▶ _Directions for this task_
Omit all images. Write out the rest of the material exactly.
** START Supplied data **
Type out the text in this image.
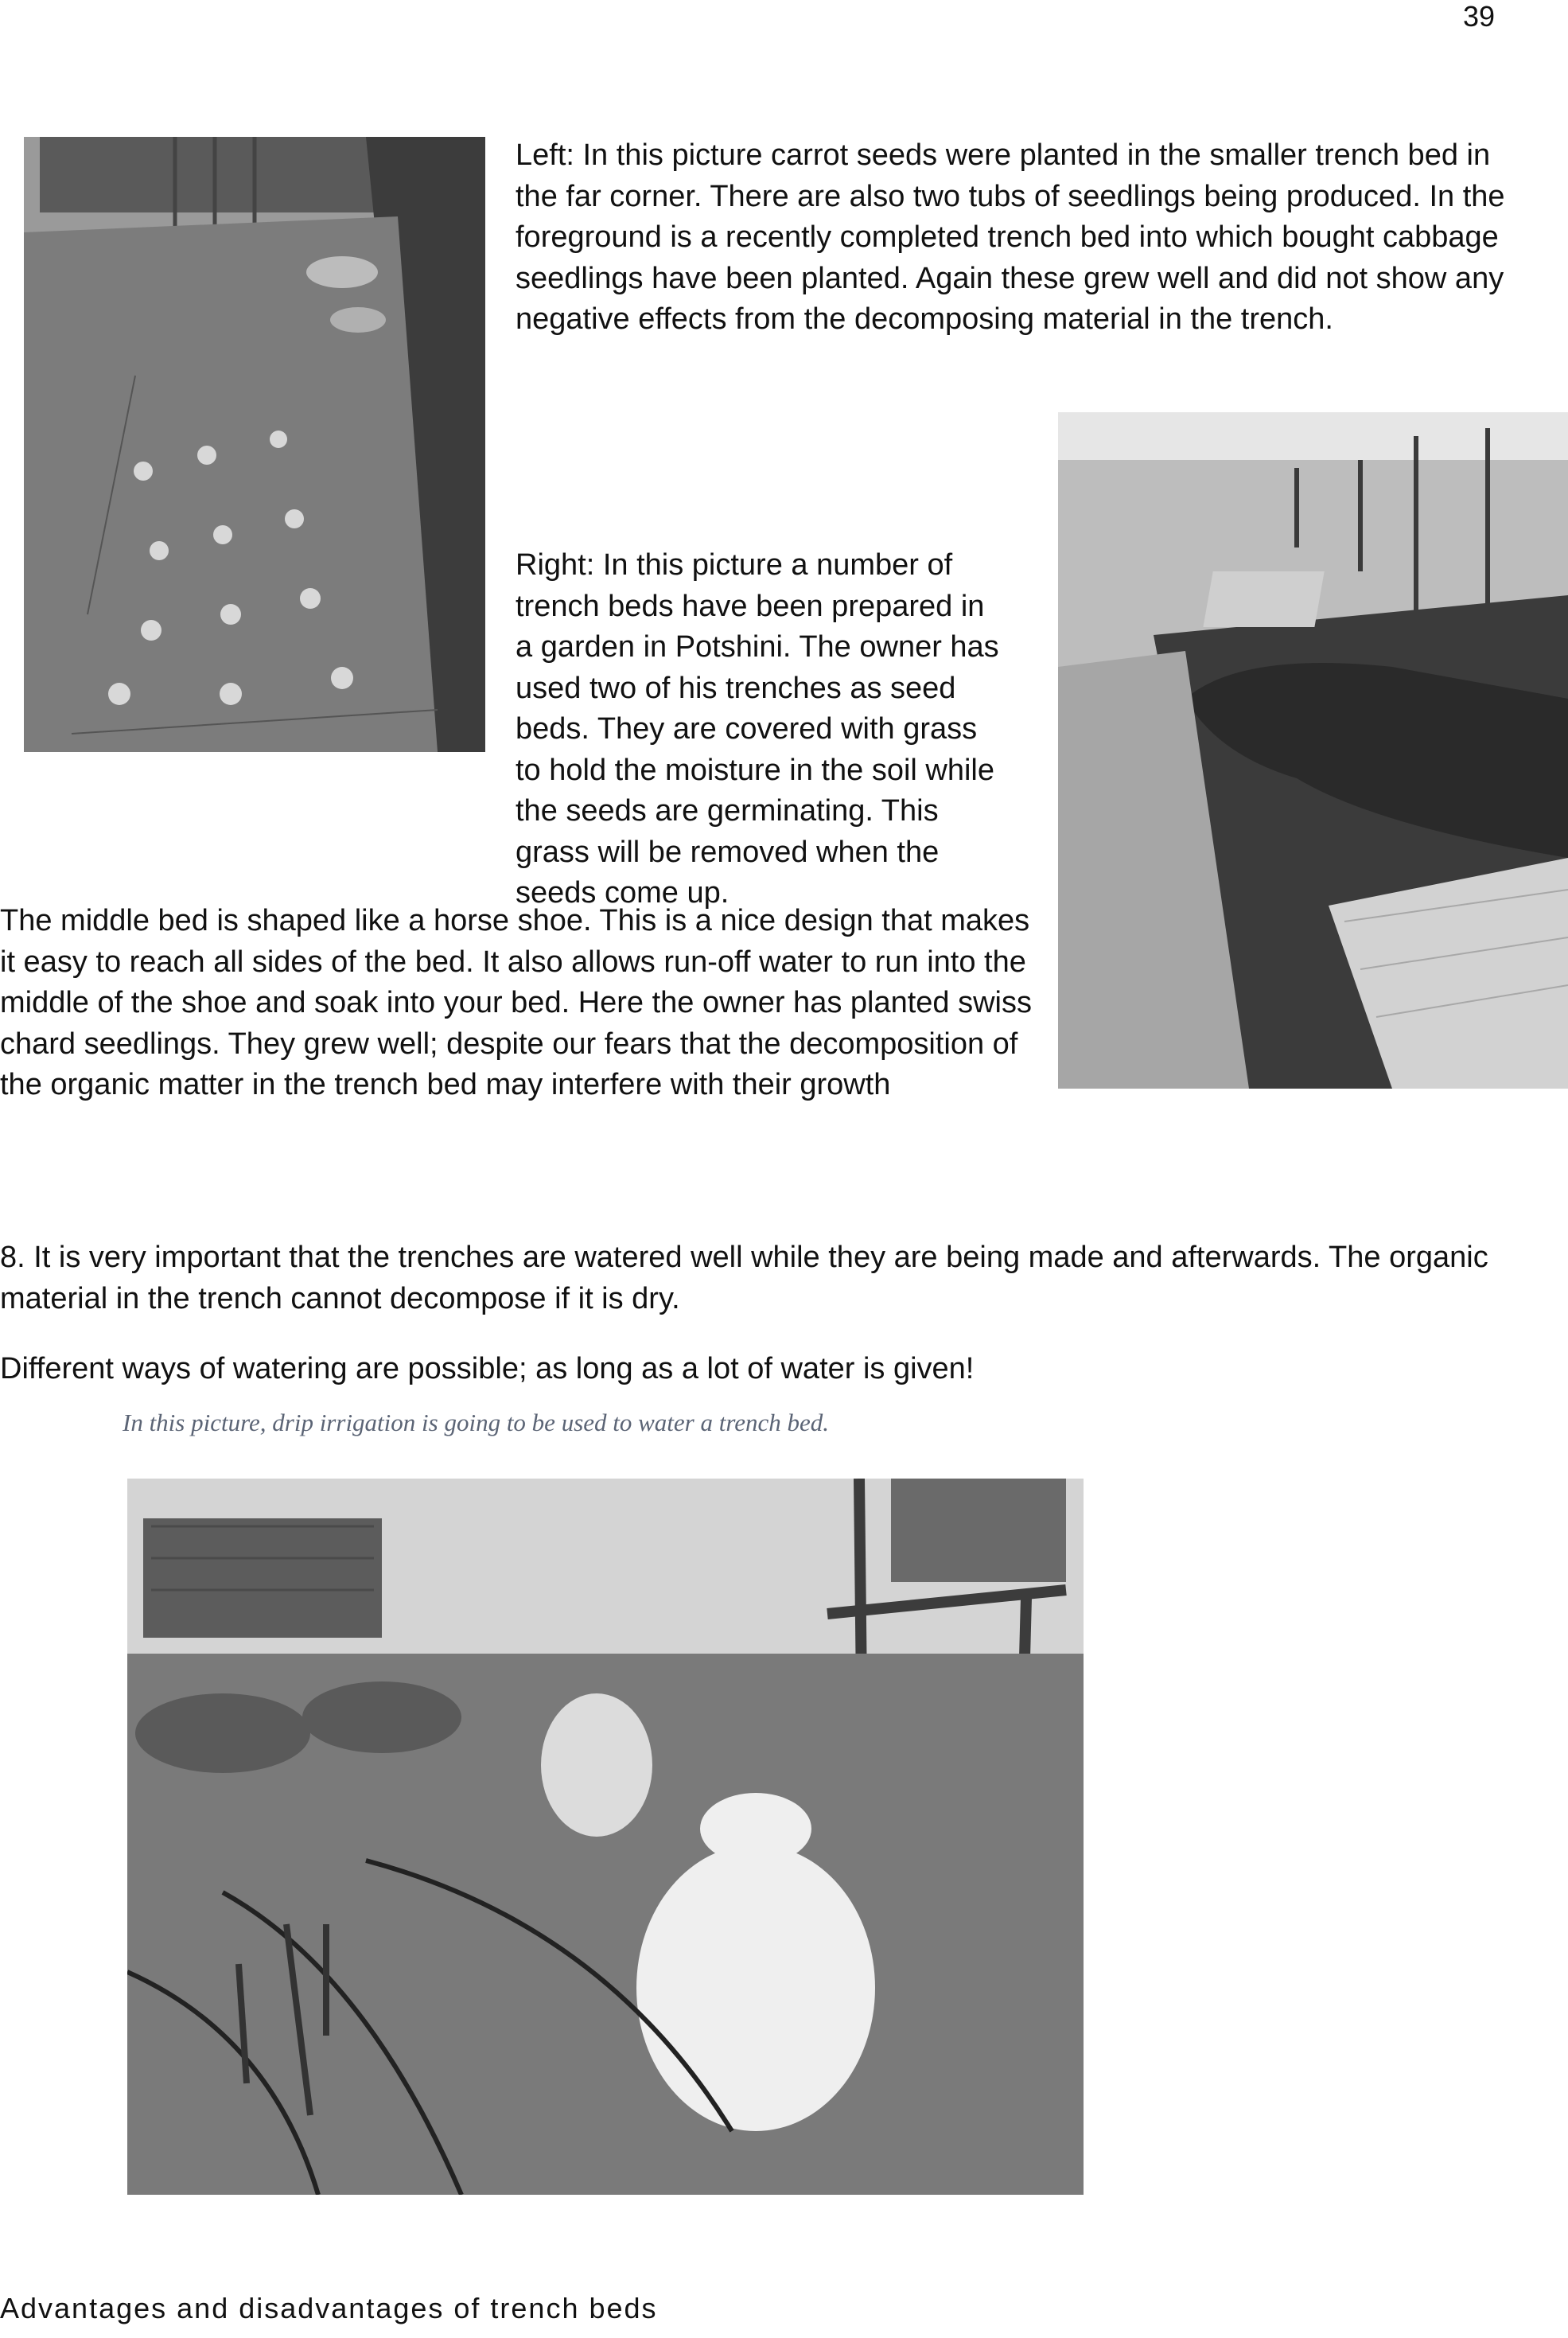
39
Left: In this picture carrot seeds were planted in the smaller trench bed in the far corner. There are also two tubs of seedlings being produced. In the foreground is a recently completed trench bed into which bought cabbage seedlings have been planted. Again these grew well and did not show any negative effects from the decomposing material in the trench.
Right: In this picture a number of trench beds have been prepared in a garden in Potshini. The owner has used two of his trenches as seed beds. They are covered with grass to hold the moisture in the soil while the seeds are germinating. This grass will be removed when the seeds come up.
The middle bed is shaped like a horse shoe. This is a nice design that makes it easy to reach all sides of the bed. It also allows run-off water to run into the middle of the shoe and soak into your bed. Here the owner has planted swiss chard seedlings. They grew well; despite our fears that the decomposition of the organic matter in the trench bed may interfere with their growth
8. It is very important that the trenches are watered well while they are being made and afterwards. The organic material in the trench cannot decompose if it is dry.
Different ways of watering are possible; as long as a lot of water is given!
In this picture, drip irrigation is going to be used to water a trench bed.
Advantages and disadvantages of trench beds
** END Supplied data **
▶ _Correct result_
Type out the text in this image.
39
Left: In this picture carrot seeds were planted in the smaller trench bed in the far corner. There are also two tubs of seedlings being produced. In the foreground is a recently completed trench bed into which bought cabbage seedlings have been planted. Again these grew well and did not show any negative effects from the decomposing material in the trench.
Right: In this picture a number of trench beds have been prepared in a garden in Potshini. The owner has used two of his trenches as seed beds. They are covered with grass to hold the moisture in the soil while the seeds are germinating. This grass will be removed when the seeds come up.
The middle bed is shaped like a horse shoe. This is a nice design that makes it easy to reach all sides of the bed. It also allows run-off water to run into the middle of the shoe and soak into your bed. Here the owner has planted swiss chard seedlings. They grew well; despite our fears that the decomposition of the organic matter in the trench bed may interfere with their growth
8. It is very important that the trenches are watered well while they are being made and afterwards. The organic material in the trench cannot decompose if it is dry.
Different ways of watering are possible; as long as a lot of water is given!
In this picture, drip irrigation is going to be used to water a trench bed.
Advantages and disadvantages of trench beds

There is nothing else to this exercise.